Given request:
Reproduce the records below, replacing every "x-tick-label" with "x-tick-text" and leaving everything else untouched.

Data supplied:
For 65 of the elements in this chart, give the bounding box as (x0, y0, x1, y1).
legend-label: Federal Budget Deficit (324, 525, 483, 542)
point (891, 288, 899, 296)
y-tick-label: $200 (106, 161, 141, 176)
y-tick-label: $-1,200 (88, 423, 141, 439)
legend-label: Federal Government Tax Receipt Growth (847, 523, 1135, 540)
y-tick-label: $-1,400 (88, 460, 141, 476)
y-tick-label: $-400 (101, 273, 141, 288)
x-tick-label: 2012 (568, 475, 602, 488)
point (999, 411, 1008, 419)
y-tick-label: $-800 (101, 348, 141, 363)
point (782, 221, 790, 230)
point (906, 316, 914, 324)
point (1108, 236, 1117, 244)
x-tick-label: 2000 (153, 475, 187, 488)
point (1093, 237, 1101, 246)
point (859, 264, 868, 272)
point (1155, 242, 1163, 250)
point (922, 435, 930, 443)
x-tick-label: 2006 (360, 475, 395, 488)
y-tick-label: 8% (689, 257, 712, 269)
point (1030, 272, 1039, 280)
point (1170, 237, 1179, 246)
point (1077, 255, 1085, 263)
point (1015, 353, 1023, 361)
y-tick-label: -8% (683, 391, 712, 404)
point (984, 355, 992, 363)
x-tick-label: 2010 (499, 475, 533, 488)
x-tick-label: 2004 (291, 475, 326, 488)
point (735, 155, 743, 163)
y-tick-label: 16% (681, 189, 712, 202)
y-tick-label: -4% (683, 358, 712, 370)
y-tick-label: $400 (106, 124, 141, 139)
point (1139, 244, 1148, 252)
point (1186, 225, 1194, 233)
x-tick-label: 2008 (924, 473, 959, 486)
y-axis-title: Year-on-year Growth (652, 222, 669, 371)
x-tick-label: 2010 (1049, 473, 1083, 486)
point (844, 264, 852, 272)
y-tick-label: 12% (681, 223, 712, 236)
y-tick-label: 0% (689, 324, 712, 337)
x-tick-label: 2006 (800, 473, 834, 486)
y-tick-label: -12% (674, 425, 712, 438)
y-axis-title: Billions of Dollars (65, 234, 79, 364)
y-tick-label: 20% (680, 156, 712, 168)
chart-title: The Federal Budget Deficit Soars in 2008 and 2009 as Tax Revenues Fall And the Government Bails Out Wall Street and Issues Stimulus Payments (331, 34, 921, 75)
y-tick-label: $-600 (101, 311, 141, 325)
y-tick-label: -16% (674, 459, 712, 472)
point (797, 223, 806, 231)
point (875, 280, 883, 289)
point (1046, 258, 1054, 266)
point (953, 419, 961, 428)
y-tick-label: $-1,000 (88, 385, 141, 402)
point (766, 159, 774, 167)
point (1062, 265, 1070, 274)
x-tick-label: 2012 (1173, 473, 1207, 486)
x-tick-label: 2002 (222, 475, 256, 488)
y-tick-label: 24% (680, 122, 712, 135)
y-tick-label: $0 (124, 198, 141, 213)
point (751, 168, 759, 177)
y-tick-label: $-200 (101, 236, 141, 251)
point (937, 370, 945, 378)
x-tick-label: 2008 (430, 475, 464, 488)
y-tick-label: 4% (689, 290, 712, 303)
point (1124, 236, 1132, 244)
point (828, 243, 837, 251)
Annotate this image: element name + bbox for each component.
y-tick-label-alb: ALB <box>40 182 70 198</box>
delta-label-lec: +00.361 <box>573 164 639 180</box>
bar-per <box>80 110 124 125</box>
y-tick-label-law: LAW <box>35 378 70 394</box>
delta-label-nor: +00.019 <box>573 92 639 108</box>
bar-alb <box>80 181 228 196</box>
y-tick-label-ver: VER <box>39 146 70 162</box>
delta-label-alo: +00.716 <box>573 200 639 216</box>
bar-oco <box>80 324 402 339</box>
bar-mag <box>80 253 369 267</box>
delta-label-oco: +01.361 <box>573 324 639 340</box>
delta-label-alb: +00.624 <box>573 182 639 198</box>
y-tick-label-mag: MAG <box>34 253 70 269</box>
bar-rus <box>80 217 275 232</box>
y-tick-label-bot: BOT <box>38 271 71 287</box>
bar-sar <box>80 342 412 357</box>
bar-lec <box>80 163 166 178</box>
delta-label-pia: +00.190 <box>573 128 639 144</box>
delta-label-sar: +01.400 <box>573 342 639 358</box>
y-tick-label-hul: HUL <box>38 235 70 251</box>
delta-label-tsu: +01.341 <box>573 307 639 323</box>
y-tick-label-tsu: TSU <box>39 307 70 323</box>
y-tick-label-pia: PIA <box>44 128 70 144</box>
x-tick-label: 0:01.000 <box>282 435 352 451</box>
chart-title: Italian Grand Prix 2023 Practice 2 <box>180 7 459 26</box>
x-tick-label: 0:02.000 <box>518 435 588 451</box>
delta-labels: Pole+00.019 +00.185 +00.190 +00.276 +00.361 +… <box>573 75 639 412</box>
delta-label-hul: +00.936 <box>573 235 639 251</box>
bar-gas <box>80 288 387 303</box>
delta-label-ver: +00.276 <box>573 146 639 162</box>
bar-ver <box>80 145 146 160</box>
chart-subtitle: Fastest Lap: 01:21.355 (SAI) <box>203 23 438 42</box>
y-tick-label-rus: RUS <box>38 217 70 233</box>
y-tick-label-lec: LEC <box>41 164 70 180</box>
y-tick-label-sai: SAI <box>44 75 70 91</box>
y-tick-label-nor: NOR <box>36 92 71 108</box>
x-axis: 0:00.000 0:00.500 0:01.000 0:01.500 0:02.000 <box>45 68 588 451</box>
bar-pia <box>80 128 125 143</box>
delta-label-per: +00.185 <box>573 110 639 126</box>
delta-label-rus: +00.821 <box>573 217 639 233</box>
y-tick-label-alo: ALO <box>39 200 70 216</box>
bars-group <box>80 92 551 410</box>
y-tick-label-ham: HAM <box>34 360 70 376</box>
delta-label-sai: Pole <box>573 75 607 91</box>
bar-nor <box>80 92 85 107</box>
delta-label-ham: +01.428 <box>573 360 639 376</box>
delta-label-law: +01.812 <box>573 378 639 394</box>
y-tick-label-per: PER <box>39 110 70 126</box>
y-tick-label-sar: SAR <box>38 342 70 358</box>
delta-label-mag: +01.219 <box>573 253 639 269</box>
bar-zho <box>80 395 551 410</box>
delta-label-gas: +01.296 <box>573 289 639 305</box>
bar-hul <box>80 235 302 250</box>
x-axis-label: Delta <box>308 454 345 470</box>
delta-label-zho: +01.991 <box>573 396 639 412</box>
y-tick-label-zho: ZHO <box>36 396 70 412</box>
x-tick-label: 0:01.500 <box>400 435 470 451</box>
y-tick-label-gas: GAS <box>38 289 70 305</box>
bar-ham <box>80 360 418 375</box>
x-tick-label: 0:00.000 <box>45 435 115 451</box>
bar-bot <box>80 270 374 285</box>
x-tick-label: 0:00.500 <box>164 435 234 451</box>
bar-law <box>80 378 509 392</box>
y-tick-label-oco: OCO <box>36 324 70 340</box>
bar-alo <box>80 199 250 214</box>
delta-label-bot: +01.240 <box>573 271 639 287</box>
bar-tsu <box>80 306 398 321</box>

Solution for this problem:
For 65 of the elements in this chart, give the bounding box as (x0, y0, x1, y1).
legend-label: Federal Budget Deficit (324, 525, 483, 542)
point (891, 288, 899, 296)
y-tick-label: $200 (106, 161, 141, 176)
y-tick-label: $-1,200 (88, 423, 141, 439)
legend-label: Federal Government Tax Receipt Growth (847, 523, 1135, 540)
y-tick-label: $-1,400 (88, 460, 141, 476)
y-tick-label: $-400 (101, 273, 141, 288)
x-tick-text: 2012 (568, 475, 602, 488)
point (999, 411, 1008, 419)
y-tick-label: $-800 (101, 348, 141, 363)
point (782, 221, 790, 230)
point (906, 316, 914, 324)
point (1108, 236, 1117, 244)
x-tick-text: 2000 (153, 475, 187, 488)
point (1093, 237, 1101, 246)
point (859, 264, 868, 272)
point (1155, 242, 1163, 250)
point (922, 435, 930, 443)
x-tick-text: 2006 (360, 475, 395, 488)
y-tick-label: 8% (689, 257, 712, 269)
point (1030, 272, 1039, 280)
point (1170, 237, 1179, 246)
point (1077, 255, 1085, 263)
point (1015, 353, 1023, 361)
y-tick-label: -8% (683, 391, 712, 404)
point (984, 355, 992, 363)
x-tick-text: 2010 (499, 475, 533, 488)
x-tick-text: 2004 (291, 475, 326, 488)
point (735, 155, 743, 163)
y-tick-label: 16% (681, 189, 712, 202)
y-tick-label: -4% (683, 358, 712, 370)
y-tick-label: $400 (106, 124, 141, 139)
point (1139, 244, 1148, 252)
point (1186, 225, 1194, 233)
x-tick-text: 2008 (924, 473, 959, 486)
y-axis-title: Year-on-year Growth (652, 222, 669, 371)
x-tick-text: 2010 (1049, 473, 1083, 486)
point (844, 264, 852, 272)
y-tick-label: 12% (681, 223, 712, 236)
y-tick-label: 0% (689, 324, 712, 337)
x-tick-text: 2006 (800, 473, 834, 486)
y-tick-label: -12% (674, 425, 712, 438)
y-axis-title: Billions of Dollars (65, 234, 79, 364)
y-tick-label: 20% (680, 156, 712, 168)
chart-title: The Federal Budget Deficit Soars in 2008 and 2009 as Tax Revenues Fall And the Government Bails Out Wall Street and Issues Stimulus Payments (331, 34, 921, 75)
y-tick-label: $-600 (101, 311, 141, 325)
y-tick-label: -16% (674, 459, 712, 472)
point (797, 223, 806, 231)
point (875, 280, 883, 289)
point (1046, 258, 1054, 266)
point (953, 419, 961, 428)
y-tick-label: $-1,000 (88, 385, 141, 402)
point (766, 159, 774, 167)
point (1062, 265, 1070, 274)
x-tick-text: 2012 (1173, 473, 1207, 486)
x-tick-text: 2002 (222, 475, 256, 488)
y-tick-label: 24% (680, 122, 712, 135)
y-tick-label: $0 (124, 198, 141, 213)
point (751, 168, 759, 177)
y-tick-label: $-200 (101, 236, 141, 251)
point (937, 370, 945, 378)
x-tick-text: 2008 (430, 475, 464, 488)
y-tick-label: 4% (689, 290, 712, 303)
point (1124, 236, 1132, 244)
point (828, 243, 837, 251)
Annotate this image: element name + bbox for each component.
y-tick-label-alb: ALB <box>40 182 70 198</box>
delta-label-lec: +00.361 <box>573 164 639 180</box>
bar-per <box>80 110 124 125</box>
y-tick-label-law: LAW <box>35 378 70 394</box>
delta-label-nor: +00.019 <box>573 92 639 108</box>
bar-alb <box>80 181 228 196</box>
y-tick-label-ver: VER <box>39 146 70 162</box>
delta-label-alo: +00.716 <box>573 200 639 216</box>
bar-oco <box>80 324 402 339</box>
bar-mag <box>80 253 369 267</box>
delta-label-oco: +01.361 <box>573 324 639 340</box>
delta-label-alb: +00.624 <box>573 182 639 198</box>
y-tick-label-mag: MAG <box>34 253 70 269</box>
bar-rus <box>80 217 275 232</box>
y-tick-label-bot: BOT <box>38 271 71 287</box>
bar-sar <box>80 342 412 357</box>
bar-lec <box>80 163 166 178</box>
delta-label-pia: +00.190 <box>573 128 639 144</box>
delta-label-sar: +01.400 <box>573 342 639 358</box>
y-tick-label-hul: HUL <box>38 235 70 251</box>
delta-label-tsu: +01.341 <box>573 307 639 323</box>
y-tick-label-tsu: TSU <box>39 307 70 323</box>
y-tick-label-pia: PIA <box>44 128 70 144</box>
x-tick-text: 0:01.000 <box>282 435 352 451</box>
chart-title: Italian Grand Prix 2023 Practice 2 <box>180 7 459 26</box>
x-tick-text: 0:02.000 <box>518 435 588 451</box>
delta-labels: Pole+00.019 +00.185 +00.190 +00.276 +00.361 +… <box>573 75 639 412</box>
delta-label-hul: +00.936 <box>573 235 639 251</box>
bar-gas <box>80 288 387 303</box>
delta-label-ver: +00.276 <box>573 146 639 162</box>
bar-ver <box>80 145 146 160</box>
chart-subtitle: Fastest Lap: 01:21.355 (SAI) <box>203 23 438 42</box>
y-tick-label-rus: RUS <box>38 217 70 233</box>
y-tick-label-lec: LEC <box>41 164 70 180</box>
y-tick-label-sai: SAI <box>44 75 70 91</box>
y-tick-label-nor: NOR <box>36 92 71 108</box>
x-axis: 0:00.000 0:00.500 0:01.000 0:01.500 0:02.000 <box>45 68 588 451</box>
bar-pia <box>80 128 125 143</box>
delta-label-per: +00.185 <box>573 110 639 126</box>
delta-label-rus: +00.821 <box>573 217 639 233</box>
y-tick-label-alo: ALO <box>39 200 70 216</box>
bars-group <box>80 92 551 410</box>
y-tick-label-ham: HAM <box>34 360 70 376</box>
delta-label-sai: Pole <box>573 75 607 91</box>
bar-nor <box>80 92 85 107</box>
delta-label-ham: +01.428 <box>573 360 639 376</box>
delta-label-law: +01.812 <box>573 378 639 394</box>
y-tick-label-per: PER <box>39 110 70 126</box>
y-tick-label-sar: SAR <box>38 342 70 358</box>
delta-label-mag: +01.219 <box>573 253 639 269</box>
bar-zho <box>80 395 551 410</box>
delta-label-gas: +01.296 <box>573 289 639 305</box>
bar-hul <box>80 235 302 250</box>
x-axis-label: Delta <box>308 454 345 470</box>
delta-label-zho: +01.991 <box>573 396 639 412</box>
y-tick-label-zho: ZHO <box>36 396 70 412</box>
x-tick-text: 0:01.500 <box>400 435 470 451</box>
y-tick-label-gas: GAS <box>38 289 70 305</box>
bar-ham <box>80 360 418 375</box>
x-tick-text: 0:00.000 <box>45 435 115 451</box>
bar-bot <box>80 270 374 285</box>
x-tick-text: 0:00.500 <box>164 435 234 451</box>
bar-law <box>80 378 509 392</box>
y-tick-label-oco: OCO <box>36 324 70 340</box>
bar-alo <box>80 199 250 214</box>
delta-label-bot: +01.240 <box>573 271 639 287</box>
bar-tsu <box>80 306 398 321</box>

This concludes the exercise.